Short exercise: Your task is to copy every line of the entries that contains "screenshot".

Exercise input:

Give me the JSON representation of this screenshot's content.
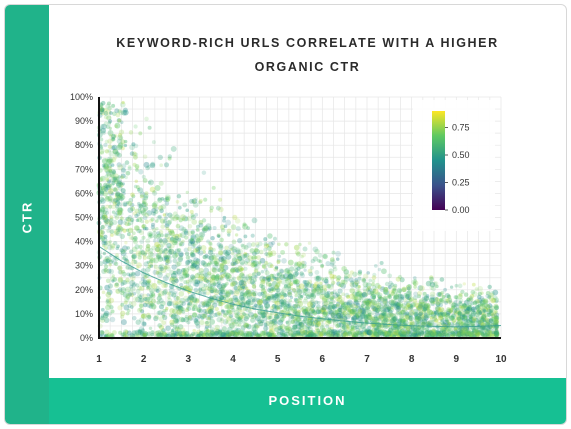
{
  "chart_data": {
    "type": "scatter",
    "title_lines": [
      "KEYWORD-RICH URLS CORRELATE WITH A HIGHER",
      "ORGANIC CTR"
    ],
    "xlabel": "POSITION",
    "ylabel": "CTR",
    "xlim": [
      1,
      10
    ],
    "ylim": [
      0,
      100
    ],
    "x_ticks": [
      "1",
      "2",
      "3",
      "4",
      "5",
      "6",
      "7",
      "8",
      "9",
      "10"
    ],
    "y_ticks": [
      "0%",
      "10%",
      "20%",
      "30%",
      "40%",
      "50%",
      "60%",
      "70%",
      "80%",
      "90%",
      "100%"
    ],
    "grid": true,
    "colorbar": {
      "placement": "top-right",
      "range": [
        0,
        0.9
      ],
      "ticks": [
        "0.00",
        "0.25",
        "0.50",
        "0.75"
      ],
      "colormap": [
        "#440154",
        "#3b528b",
        "#21918c",
        "#5ec962",
        "#fde725"
      ]
    },
    "trend_line": {
      "x": [
        1,
        1.5,
        2,
        2.5,
        3,
        3.5,
        4,
        4.5,
        5,
        5.5,
        6,
        6.5,
        7,
        7.5,
        8,
        8.5,
        9,
        9.5,
        10
      ],
      "y": [
        38,
        32,
        27,
        23,
        19.5,
        16.5,
        14,
        12,
        10.5,
        9,
        8,
        7,
        6.2,
        5.6,
        5.1,
        4.8,
        4.6,
        4.8,
        5.2
      ]
    },
    "scatter_model": {
      "points": 4200,
      "note_hidden": false
    }
  }
}
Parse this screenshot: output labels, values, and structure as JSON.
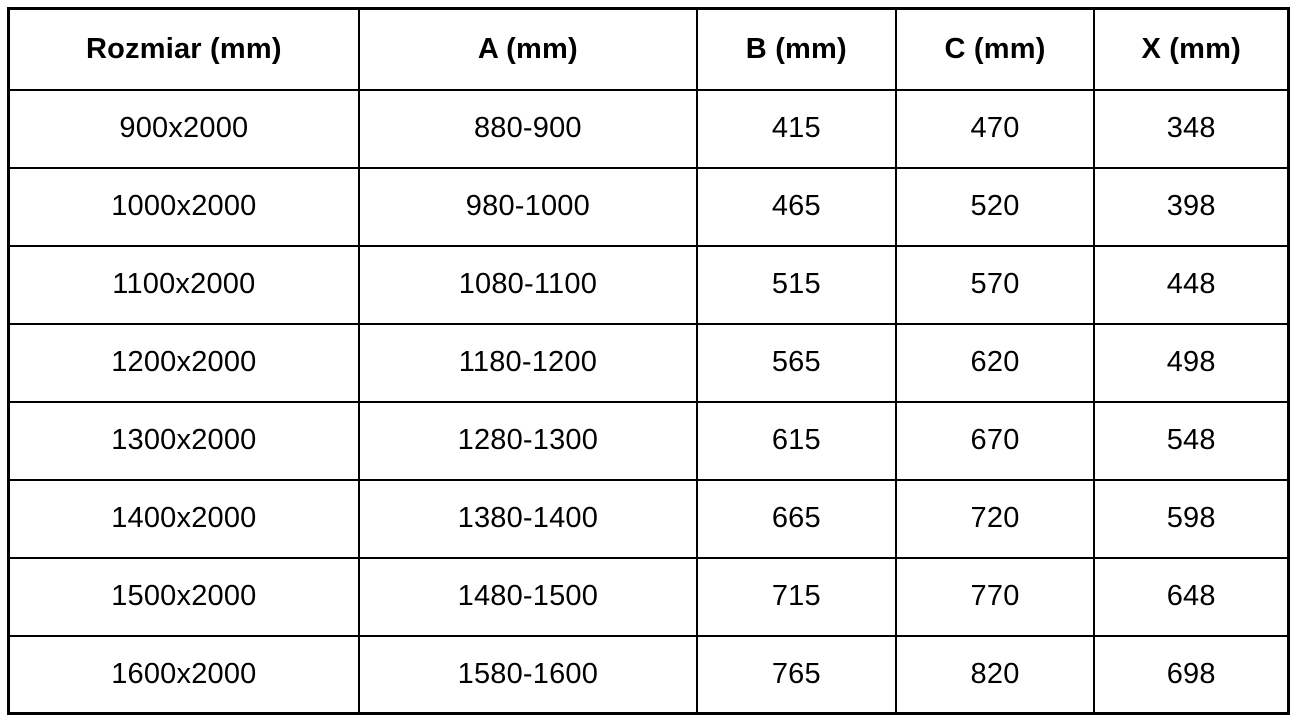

Solved exercise:
Give me the JSON representation of this screenshot's content.
Parse this screenshot: output labels, values, and structure as JSON.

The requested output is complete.